-- begin Data entries --

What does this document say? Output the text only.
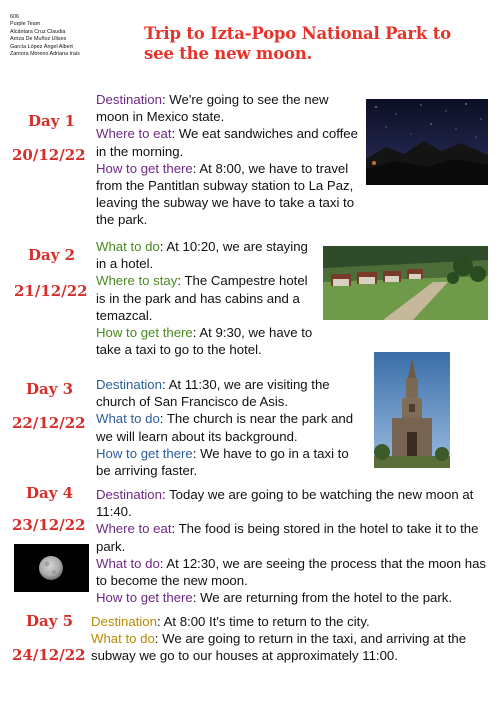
606
Purple Team
Alcántara Cruz Claudia
Arriza De Muñoz Ulises
García López Ángel Albert
Zamora Moreno Adriana Irais
Trip to Izta-Popo National Park to see the new moon.
Day 1
20/12/22

Destination: We're going to see the new moon in Mexico state.

Where to eat: We eat sandwiches and coffee in the morning.

How to get there: At 8:00, we have to travel from the Pantitlan subway station to La Paz, leaving the subway we have to take a taxi to the park.

Day 2
21/12/22

What to do: At 10:20, we are staying in a hotel.

Where to stay: The Campestre hotel is in the park and has cabins and a temazcal.

How to get there: At 9:30, we have to take a taxi to go to the hotel.

Day 3
22/12/22

Destination: At 11:30, we are visiting the church of San Francisco de Asis.

What to do: The church is near the park and we will learn about its background.

How to get there: We have to go in a taxi to be arriving faster.

Day 4
23/12/22

Destination: Today we are going to be watching the new moon at 11:40.

Where to eat: The food is being stored in the hotel to take it to the park.

What to do: At 12:30, we are seeing the process that the moon has to become the new moon.

How to get there: We are returning from the hotel to the park.

Day 5
24/12/22

Destination: At 8:00 It's time to return to the city.

What to do: We are going to return in the taxi, and arriving at the subway we go to our houses at approximately 11:00.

-- end Data entries --

◆ **Work to do**: Copy the whole listing above word for word but do not carry over the pictures.

◆ **Solution**:
What does this document say? Output the text only.
606
Purple Team
Alcántara Cruz Claudia
Arriza De Muñoz Ulises
García López Ángel Albert
Zamora Moreno Adriana Irais
Trip to Izta-Popo National Park to see the new moon.
Day 1
20/12/22

Destination: We're going to see the new moon in Mexico state.

Where to eat: We eat sandwiches and coffee in the morning.

How to get there: At 8:00, we have to travel from the Pantitlan subway station to La Paz, leaving the subway we have to take a taxi to the park.

Day 2
21/12/22

What to do: At 10:20, we are staying in a hotel.

Where to stay: The Campestre hotel is in the park and has cabins and a temazcal.

How to get there: At 9:30, we have to take a taxi to go to the hotel.

Day 3
22/12/22

Destination: At 11:30, we are visiting the church of San Francisco de Asis.

What to do: The church is near the park and we will learn about its background.

How to get there: We have to go in a taxi to be arriving faster.

Day 4
23/12/22

Destination: Today we are going to be watching the new moon at 11:40.

Where to eat: The food is being stored in the hotel to take it to the park.

What to do: At 12:30, we are seeing the process that the moon has to become the new moon.

How to get there: We are returning from the hotel to the park.

Day 5
24/12/22

Destination: At 8:00 It's time to return to the city.

What to do: We are going to return in the taxi, and arriving at the subway we go to our houses at approximately 11:00.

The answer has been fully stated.